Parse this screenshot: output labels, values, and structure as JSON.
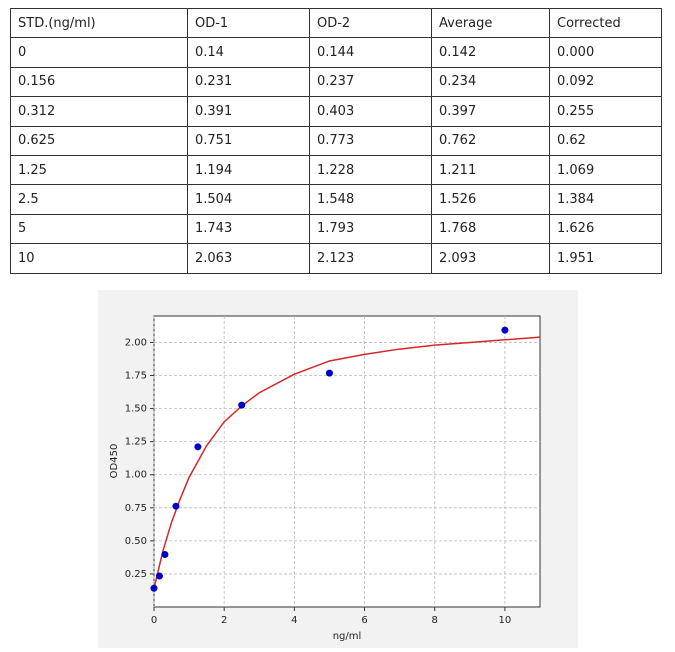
{
  "table": {
    "header": [
      "STD.(ng/ml)",
      "OD-1",
      "OD-2",
      "Average",
      "Corrected"
    ],
    "rows": [
      [
        "0",
        "0.14",
        "0.144",
        "0.142",
        "0.000"
      ],
      [
        "0.156",
        "0.231",
        "0.237",
        "0.234",
        "0.092"
      ],
      [
        "0.312",
        "0.391",
        "0.403",
        "0.397",
        "0.255"
      ],
      [
        "0.625",
        "0.751",
        "0.773",
        "0.762",
        "0.62"
      ],
      [
        "1.25",
        "1.194",
        "1.228",
        "1.211",
        "1.069"
      ],
      [
        "2.5",
        "1.504",
        "1.548",
        "1.526",
        "1.384"
      ],
      [
        "5",
        "1.743",
        "1.793",
        "1.768",
        "1.626"
      ],
      [
        "10",
        "2.063",
        "2.123",
        "2.093",
        "1.951"
      ]
    ]
  },
  "chart_data": {
    "type": "scatter",
    "xlabel": "ng/ml",
    "ylabel": "OD450",
    "points": {
      "color": "#0000cc",
      "x": [
        0,
        0.156,
        0.312,
        0.625,
        1.25,
        2.5,
        5,
        10
      ],
      "y": [
        0.142,
        0.234,
        0.397,
        0.762,
        1.211,
        1.526,
        1.768,
        2.093
      ]
    },
    "curve": {
      "color": "#d62728",
      "x": [
        0,
        0.25,
        0.5,
        0.75,
        1,
        1.5,
        2,
        2.5,
        3,
        4,
        5,
        6,
        7,
        8,
        9,
        10,
        11
      ],
      "y": [
        0.14,
        0.42,
        0.64,
        0.82,
        0.98,
        1.22,
        1.4,
        1.52,
        1.62,
        1.76,
        1.86,
        1.91,
        1.95,
        1.98,
        2.0,
        2.02,
        2.04
      ]
    },
    "xlim": [
      0,
      11
    ],
    "xticks": [
      0,
      2,
      4,
      6,
      8,
      10
    ],
    "ylim": [
      0,
      2.2
    ],
    "yticks": [
      0.25,
      {
        "value": 0.5,
        "label": "0.50"
      },
      0.75,
      {
        "value": 1,
        "label": "1.00"
      },
      1.25,
      {
        "value": 1.5,
        "label": "1.50"
      },
      1.75,
      {
        "value": 2,
        "label": "2.00"
      }
    ],
    "grid": true
  }
}
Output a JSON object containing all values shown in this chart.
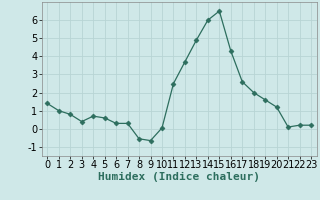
{
  "xlabel": "Humidex (Indice chaleur)",
  "x": [
    0,
    1,
    2,
    3,
    4,
    5,
    6,
    7,
    8,
    9,
    10,
    11,
    12,
    13,
    14,
    15,
    16,
    17,
    18,
    19,
    20,
    21,
    22,
    23
  ],
  "y": [
    1.4,
    1.0,
    0.8,
    0.4,
    0.7,
    0.6,
    0.3,
    0.3,
    -0.55,
    -0.65,
    0.05,
    2.5,
    3.7,
    4.9,
    6.0,
    6.5,
    4.3,
    2.6,
    2.0,
    1.6,
    1.2,
    0.1,
    0.2,
    0.2
  ],
  "ylim": [
    -1.5,
    7.0
  ],
  "xlim": [
    -0.5,
    23.5
  ],
  "yticks": [
    -1,
    0,
    1,
    2,
    3,
    4,
    5,
    6
  ],
  "xticks": [
    0,
    1,
    2,
    3,
    4,
    5,
    6,
    7,
    8,
    9,
    10,
    11,
    12,
    13,
    14,
    15,
    16,
    17,
    18,
    19,
    20,
    21,
    22,
    23
  ],
  "line_color": "#2d6e5e",
  "marker": "D",
  "marker_size": 2.5,
  "bg_color": "#cfe8e8",
  "grid_color": "#b8d4d4",
  "xlabel_fontsize": 8,
  "tick_fontsize": 7
}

━━━━━━━━━━━━━━━━━━━━

## STATED EXERCISE
Output nothing but the lines from the line with "Output a JSON" through the last line of the material above, please, word for word and without the pictures.

## ANSWER TO THIS TASK
Output a JSON object containing all values shown in this chart.
{
  "xlabel": "Humidex (Indice chaleur)",
  "x": [
    0,
    1,
    2,
    3,
    4,
    5,
    6,
    7,
    8,
    9,
    10,
    11,
    12,
    13,
    14,
    15,
    16,
    17,
    18,
    19,
    20,
    21,
    22,
    23
  ],
  "y": [
    1.4,
    1.0,
    0.8,
    0.4,
    0.7,
    0.6,
    0.3,
    0.3,
    -0.55,
    -0.65,
    0.05,
    2.5,
    3.7,
    4.9,
    6.0,
    6.5,
    4.3,
    2.6,
    2.0,
    1.6,
    1.2,
    0.1,
    0.2,
    0.2
  ],
  "ylim": [
    -1.5,
    7.0
  ],
  "xlim": [
    -0.5,
    23.5
  ],
  "yticks": [
    -1,
    0,
    1,
    2,
    3,
    4,
    5,
    6
  ],
  "xticks": [
    0,
    1,
    2,
    3,
    4,
    5,
    6,
    7,
    8,
    9,
    10,
    11,
    12,
    13,
    14,
    15,
    16,
    17,
    18,
    19,
    20,
    21,
    22,
    23
  ],
  "line_color": "#2d6e5e",
  "marker": "D",
  "marker_size": 2.5,
  "bg_color": "#cfe8e8",
  "grid_color": "#b8d4d4",
  "xlabel_fontsize": 8,
  "tick_fontsize": 7
}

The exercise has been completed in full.